WORK REQUIRED: Exactly reproduce each entry, leaving out nothing.

LISTING:
_ _ _ _ _ _ _

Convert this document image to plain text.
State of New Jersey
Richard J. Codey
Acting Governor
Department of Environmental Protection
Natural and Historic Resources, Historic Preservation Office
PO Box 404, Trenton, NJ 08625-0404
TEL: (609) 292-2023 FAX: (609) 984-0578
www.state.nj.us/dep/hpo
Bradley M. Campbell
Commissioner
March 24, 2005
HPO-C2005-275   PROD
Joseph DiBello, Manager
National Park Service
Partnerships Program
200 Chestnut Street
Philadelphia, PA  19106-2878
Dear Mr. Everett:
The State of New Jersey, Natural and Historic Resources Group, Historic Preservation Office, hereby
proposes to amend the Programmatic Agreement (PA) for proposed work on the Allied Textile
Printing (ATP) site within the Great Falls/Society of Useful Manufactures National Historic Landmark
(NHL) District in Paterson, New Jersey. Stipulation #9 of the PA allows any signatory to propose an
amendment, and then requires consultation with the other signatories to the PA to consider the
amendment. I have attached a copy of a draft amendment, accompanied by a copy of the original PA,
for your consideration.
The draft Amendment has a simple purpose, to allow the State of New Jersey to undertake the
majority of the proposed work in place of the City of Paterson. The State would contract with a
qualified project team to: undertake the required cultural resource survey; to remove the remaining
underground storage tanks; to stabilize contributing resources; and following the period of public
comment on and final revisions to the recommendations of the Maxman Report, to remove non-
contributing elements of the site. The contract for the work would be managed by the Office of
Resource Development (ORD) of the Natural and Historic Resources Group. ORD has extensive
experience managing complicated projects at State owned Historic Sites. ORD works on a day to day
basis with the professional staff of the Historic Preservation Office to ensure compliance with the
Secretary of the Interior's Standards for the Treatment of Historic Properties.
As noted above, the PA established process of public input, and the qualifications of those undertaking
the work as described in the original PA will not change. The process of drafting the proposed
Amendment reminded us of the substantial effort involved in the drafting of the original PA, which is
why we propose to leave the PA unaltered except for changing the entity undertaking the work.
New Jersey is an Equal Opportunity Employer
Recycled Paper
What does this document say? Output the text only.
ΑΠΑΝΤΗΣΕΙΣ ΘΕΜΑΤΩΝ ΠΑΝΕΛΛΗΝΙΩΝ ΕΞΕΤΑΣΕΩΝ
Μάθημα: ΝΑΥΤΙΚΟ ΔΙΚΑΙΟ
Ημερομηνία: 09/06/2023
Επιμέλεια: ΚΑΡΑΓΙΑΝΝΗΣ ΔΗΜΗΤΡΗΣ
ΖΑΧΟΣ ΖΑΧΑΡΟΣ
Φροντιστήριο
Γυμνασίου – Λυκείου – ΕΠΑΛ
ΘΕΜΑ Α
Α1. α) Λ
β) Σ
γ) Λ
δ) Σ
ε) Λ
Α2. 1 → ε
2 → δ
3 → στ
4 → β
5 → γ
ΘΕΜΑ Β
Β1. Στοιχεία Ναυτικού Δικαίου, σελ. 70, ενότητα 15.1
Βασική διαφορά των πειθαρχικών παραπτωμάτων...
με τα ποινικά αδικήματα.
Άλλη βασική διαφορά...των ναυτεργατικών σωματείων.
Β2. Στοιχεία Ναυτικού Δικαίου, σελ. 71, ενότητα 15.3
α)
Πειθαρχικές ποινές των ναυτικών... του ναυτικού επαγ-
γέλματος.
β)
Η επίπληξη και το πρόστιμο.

_ _ _ _ _ _ _

REPLY TO THE TASK:
Convert this document image to plain text.
State of New Jersey
Richard J. Codey
Acting Governor
Department of Environmental Protection
Natural and Historic Resources, Historic Preservation Office
PO Box 404, Trenton, NJ 08625-0404
TEL: (609) 292-2023 FAX: (609) 984-0578
www.state.nj.us/dep/hpo
Bradley M. Campbell
Commissioner
March 24, 2005
HPO-C2005-275   PROD
Joseph DiBello, Manager
National Park Service
Partnerships Program
200 Chestnut Street
Philadelphia, PA  19106-2878
Dear Mr. Everett:
The State of New Jersey, Natural and Historic Resources Group, Historic Preservation Office, hereby
proposes to amend the Programmatic Agreement (PA) for proposed work on the Allied Textile
Printing (ATP) site within the Great Falls/Society of Useful Manufactures National Historic Landmark
(NHL) District in Paterson, New Jersey. Stipulation #9 of the PA allows any signatory to propose an
amendment, and then requires consultation with the other signatories to the PA to consider the
amendment. I have attached a copy of a draft amendment, accompanied by a copy of the original PA,
for your consideration.
The draft Amendment has a simple purpose, to allow the State of New Jersey to undertake the
majority of the proposed work in place of the City of Paterson. The State would contract with a
qualified project team to: undertake the required cultural resource survey; to remove the remaining
underground storage tanks; to stabilize contributing resources; and following the period of public
comment on and final revisions to the recommendations of the Maxman Report, to remove non-
contributing elements of the site. The contract for the work would be managed by the Office of
Resource Development (ORD) of the Natural and Historic Resources Group. ORD has extensive
experience managing complicated projects at State owned Historic Sites. ORD works on a day to day
basis with the professional staff of the Historic Preservation Office to ensure compliance with the
Secretary of the Interior's Standards for the Treatment of Historic Properties.
As noted above, the PA established process of public input, and the qualifications of those undertaking
the work as described in the original PA will not change. The process of drafting the proposed
Amendment reminded us of the substantial effort involved in the drafting of the original PA, which is
why we propose to leave the PA unaltered except for changing the entity undertaking the work.
New Jersey is an Equal Opportunity Employer
Recycled Paper
What does this document say? Output the text only.
ΑΠΑΝΤΗΣΕΙΣ ΘΕΜΑΤΩΝ ΠΑΝΕΛΛΗΝΙΩΝ ΕΞΕΤΑΣΕΩΝ
Μάθημα: ΝΑΥΤΙΚΟ ΔΙΚΑΙΟ
Ημερομηνία: 09/06/2023
Επιμέλεια: ΚΑΡΑΓΙΑΝΝΗΣ ΔΗΜΗΤΡΗΣ
ΖΑΧΟΣ ΖΑΧΑΡΟΣ
Φροντιστήριο
Γυμνασίου – Λυκείου – ΕΠΑΛ
ΘΕΜΑ Α
Α1. α) Λ
β) Σ
γ) Λ
δ) Σ
ε) Λ
Α2. 1 → ε
2 → δ
3 → στ
4 → β
5 → γ
ΘΕΜΑ Β
Β1. Στοιχεία Ναυτικού Δικαίου, σελ. 70, ενότητα 15.1
Βασική διαφορά των πειθαρχικών παραπτωμάτων...
με τα ποινικά αδικήματα.
Άλλη βασική διαφορά...των ναυτεργατικών σωματείων.
Β2. Στοιχεία Ναυτικού Δικαίου, σελ. 71, ενότητα 15.3
α)
Πειθαρχικές ποινές των ναυτικών... του ναυτικού επαγ-
γέλματος.
β)
Η επίπληξη και το πρόστιμο.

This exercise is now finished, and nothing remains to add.